◆ Material supplied ◆
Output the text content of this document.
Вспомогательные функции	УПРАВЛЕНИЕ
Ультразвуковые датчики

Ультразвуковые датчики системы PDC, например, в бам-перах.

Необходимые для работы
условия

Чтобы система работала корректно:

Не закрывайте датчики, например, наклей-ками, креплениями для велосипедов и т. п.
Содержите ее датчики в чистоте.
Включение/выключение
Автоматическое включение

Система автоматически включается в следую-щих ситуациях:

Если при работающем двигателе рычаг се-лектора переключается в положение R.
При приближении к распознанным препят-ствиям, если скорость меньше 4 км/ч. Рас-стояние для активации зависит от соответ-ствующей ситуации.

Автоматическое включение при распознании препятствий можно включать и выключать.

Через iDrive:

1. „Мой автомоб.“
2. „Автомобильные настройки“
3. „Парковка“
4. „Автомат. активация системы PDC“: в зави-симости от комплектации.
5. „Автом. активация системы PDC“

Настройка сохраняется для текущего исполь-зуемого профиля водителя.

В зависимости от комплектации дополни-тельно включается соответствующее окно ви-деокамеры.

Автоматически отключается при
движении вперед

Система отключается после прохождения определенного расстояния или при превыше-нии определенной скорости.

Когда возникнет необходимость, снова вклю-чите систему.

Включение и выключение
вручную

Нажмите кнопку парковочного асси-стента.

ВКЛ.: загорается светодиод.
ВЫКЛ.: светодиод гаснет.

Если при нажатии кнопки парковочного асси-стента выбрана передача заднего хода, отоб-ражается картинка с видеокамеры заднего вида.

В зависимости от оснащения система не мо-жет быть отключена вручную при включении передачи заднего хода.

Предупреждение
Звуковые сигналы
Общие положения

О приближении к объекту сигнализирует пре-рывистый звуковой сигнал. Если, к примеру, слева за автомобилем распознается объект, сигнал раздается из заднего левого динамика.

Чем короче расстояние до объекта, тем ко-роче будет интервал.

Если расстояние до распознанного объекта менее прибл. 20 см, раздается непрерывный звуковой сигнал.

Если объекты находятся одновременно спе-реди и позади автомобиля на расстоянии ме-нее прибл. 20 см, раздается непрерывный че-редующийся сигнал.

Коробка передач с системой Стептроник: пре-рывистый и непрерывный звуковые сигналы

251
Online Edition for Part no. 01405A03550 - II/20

◆ Task prompt ◆
Reproduce the material above, every line of it, exactly.

◆ Response to this task ◆
Output the text content of this document.
Вспомогательные функции	УПРАВЛЕНИЕ
Ультразвуковые датчики

Ультразвуковые датчики системы PDC, например, в бам-перах.

Необходимые для работы
условия

Чтобы система работала корректно:

Не закрывайте датчики, например, наклей-ками, креплениями для велосипедов и т. п.
Содержите ее датчики в чистоте.
Включение/выключение
Автоматическое включение

Система автоматически включается в следую-щих ситуациях:

Если при работающем двигателе рычаг се-лектора переключается в положение R.
При приближении к распознанным препят-ствиям, если скорость меньше 4 км/ч. Рас-стояние для активации зависит от соответ-ствующей ситуации.

Автоматическое включение при распознании препятствий можно включать и выключать.

Через iDrive:

1. „Мой автомоб.“
2. „Автомобильные настройки“
3. „Парковка“
4. „Автомат. активация системы PDC“: в зави-симости от комплектации.
5. „Автом. активация системы PDC“

Настройка сохраняется для текущего исполь-зуемого профиля водителя.

В зависимости от комплектации дополни-тельно включается соответствующее окно ви-деокамеры.

Автоматически отключается при
движении вперед

Система отключается после прохождения определенного расстояния или при превыше-нии определенной скорости.

Когда возникнет необходимость, снова вклю-чите систему.

Включение и выключение
вручную

Нажмите кнопку парковочного асси-стента.

ВКЛ.: загорается светодиод.
ВЫКЛ.: светодиод гаснет.

Если при нажатии кнопки парковочного асси-стента выбрана передача заднего хода, отоб-ражается картинка с видеокамеры заднего вида.

В зависимости от оснащения система не мо-жет быть отключена вручную при включении передачи заднего хода.

Предупреждение
Звуковые сигналы
Общие положения

О приближении к объекту сигнализирует пре-рывистый звуковой сигнал. Если, к примеру, слева за автомобилем распознается объект, сигнал раздается из заднего левого динамика.

Чем короче расстояние до объекта, тем ко-роче будет интервал.

Если расстояние до распознанного объекта менее прибл. 20 см, раздается непрерывный звуковой сигнал.

Если объекты находятся одновременно спе-реди и позади автомобиля на расстоянии ме-нее прибл. 20 см, раздается непрерывный че-редующийся сигнал.

Коробка передач с системой Стептроник: пре-рывистый и непрерывный звуковые сигналы

251
Online Edition for Part no. 01405A03550 - II/20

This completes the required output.